Dataset entries:

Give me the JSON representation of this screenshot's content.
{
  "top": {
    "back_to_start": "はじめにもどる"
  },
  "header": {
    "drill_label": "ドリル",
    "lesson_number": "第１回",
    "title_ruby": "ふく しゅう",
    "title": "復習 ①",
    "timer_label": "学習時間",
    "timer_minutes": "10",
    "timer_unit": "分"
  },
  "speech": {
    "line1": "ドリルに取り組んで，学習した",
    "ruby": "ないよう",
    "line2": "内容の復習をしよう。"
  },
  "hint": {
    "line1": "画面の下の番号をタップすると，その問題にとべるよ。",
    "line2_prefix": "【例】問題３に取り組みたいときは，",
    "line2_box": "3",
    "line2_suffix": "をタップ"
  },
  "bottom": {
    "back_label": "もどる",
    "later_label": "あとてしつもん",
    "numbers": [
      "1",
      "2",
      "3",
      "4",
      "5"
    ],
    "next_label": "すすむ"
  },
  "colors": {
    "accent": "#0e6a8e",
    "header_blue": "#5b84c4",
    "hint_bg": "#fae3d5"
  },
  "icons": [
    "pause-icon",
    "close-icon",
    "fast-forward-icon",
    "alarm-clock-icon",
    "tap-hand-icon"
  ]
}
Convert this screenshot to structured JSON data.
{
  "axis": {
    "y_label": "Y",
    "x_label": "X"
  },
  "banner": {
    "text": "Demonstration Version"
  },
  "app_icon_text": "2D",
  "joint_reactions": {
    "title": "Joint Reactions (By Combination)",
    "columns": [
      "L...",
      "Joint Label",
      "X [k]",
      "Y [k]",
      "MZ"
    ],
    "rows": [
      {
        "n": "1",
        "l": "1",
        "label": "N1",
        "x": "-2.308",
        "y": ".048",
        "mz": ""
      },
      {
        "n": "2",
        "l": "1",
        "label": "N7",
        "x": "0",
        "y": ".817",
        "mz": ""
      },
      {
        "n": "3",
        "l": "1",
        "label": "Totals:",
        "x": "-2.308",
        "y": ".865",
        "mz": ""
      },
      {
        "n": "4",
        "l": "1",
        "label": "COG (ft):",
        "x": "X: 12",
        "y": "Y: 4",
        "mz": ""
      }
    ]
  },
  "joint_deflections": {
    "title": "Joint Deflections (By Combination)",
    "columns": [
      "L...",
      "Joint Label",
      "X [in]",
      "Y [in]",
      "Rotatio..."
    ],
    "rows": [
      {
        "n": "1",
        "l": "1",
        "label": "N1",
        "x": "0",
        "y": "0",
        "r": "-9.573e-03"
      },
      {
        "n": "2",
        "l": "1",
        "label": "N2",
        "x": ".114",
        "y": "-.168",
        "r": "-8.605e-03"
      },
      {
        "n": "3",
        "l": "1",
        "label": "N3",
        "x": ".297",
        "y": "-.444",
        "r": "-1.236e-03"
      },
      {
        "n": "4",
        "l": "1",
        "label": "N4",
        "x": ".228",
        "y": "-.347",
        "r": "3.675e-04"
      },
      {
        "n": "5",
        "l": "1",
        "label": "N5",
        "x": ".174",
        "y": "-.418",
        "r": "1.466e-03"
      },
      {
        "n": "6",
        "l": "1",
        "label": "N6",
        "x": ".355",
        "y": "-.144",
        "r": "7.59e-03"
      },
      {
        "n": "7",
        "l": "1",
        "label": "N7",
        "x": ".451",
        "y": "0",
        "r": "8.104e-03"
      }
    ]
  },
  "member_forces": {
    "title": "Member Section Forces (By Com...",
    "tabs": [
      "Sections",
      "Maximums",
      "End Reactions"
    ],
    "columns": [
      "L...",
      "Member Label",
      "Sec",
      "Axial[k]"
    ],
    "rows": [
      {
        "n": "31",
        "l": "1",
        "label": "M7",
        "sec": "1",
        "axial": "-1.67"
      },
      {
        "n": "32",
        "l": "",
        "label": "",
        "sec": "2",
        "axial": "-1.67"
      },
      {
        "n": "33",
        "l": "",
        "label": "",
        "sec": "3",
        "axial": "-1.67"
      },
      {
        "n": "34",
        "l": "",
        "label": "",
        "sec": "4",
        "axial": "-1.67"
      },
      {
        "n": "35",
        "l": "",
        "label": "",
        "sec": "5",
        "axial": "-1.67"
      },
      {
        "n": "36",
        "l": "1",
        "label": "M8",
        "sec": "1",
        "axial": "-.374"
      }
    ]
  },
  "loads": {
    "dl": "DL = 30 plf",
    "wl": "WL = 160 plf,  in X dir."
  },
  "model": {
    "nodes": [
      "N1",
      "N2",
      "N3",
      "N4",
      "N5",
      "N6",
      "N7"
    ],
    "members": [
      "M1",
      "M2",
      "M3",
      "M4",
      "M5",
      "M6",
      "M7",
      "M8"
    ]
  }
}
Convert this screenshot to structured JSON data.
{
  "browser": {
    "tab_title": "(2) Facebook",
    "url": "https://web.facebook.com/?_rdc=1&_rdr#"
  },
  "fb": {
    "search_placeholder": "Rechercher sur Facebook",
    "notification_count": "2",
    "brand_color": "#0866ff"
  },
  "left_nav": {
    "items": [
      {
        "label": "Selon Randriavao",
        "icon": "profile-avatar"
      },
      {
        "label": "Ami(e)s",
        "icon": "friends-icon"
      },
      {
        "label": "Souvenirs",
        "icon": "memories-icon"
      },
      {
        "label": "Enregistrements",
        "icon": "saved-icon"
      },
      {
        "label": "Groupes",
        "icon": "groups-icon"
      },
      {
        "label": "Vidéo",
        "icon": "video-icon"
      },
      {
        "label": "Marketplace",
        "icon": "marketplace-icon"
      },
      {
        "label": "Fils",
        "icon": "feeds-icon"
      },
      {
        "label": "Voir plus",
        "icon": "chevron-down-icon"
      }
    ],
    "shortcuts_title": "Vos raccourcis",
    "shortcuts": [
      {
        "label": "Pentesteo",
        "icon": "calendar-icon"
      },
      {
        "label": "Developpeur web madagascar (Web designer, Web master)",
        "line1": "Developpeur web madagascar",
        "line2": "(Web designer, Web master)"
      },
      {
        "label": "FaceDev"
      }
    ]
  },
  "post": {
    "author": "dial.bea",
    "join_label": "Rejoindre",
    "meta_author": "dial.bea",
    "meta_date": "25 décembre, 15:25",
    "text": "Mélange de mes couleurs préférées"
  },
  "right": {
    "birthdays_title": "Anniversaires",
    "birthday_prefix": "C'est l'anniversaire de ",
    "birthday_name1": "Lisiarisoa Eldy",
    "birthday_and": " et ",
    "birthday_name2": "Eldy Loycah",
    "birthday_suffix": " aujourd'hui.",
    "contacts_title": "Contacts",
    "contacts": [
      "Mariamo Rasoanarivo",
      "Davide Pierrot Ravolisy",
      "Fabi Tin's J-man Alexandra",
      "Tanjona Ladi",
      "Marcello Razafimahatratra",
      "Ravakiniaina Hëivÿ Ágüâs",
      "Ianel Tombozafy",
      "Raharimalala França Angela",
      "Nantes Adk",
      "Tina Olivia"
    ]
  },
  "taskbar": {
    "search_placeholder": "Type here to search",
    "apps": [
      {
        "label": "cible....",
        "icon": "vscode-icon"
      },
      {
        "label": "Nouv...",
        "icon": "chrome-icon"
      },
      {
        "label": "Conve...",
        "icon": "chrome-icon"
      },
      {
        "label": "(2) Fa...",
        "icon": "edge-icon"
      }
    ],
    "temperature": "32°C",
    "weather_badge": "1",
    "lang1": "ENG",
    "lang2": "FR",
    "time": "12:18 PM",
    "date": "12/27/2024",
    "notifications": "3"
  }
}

__Exercise directions__:
Look through the data above. Copy every line with the string "master" in it.

__Answer for this exercise__:
        "label": "Developpeur web madagascar (Web designer, Web master)",
        "line2": "(Web designer, Web master)"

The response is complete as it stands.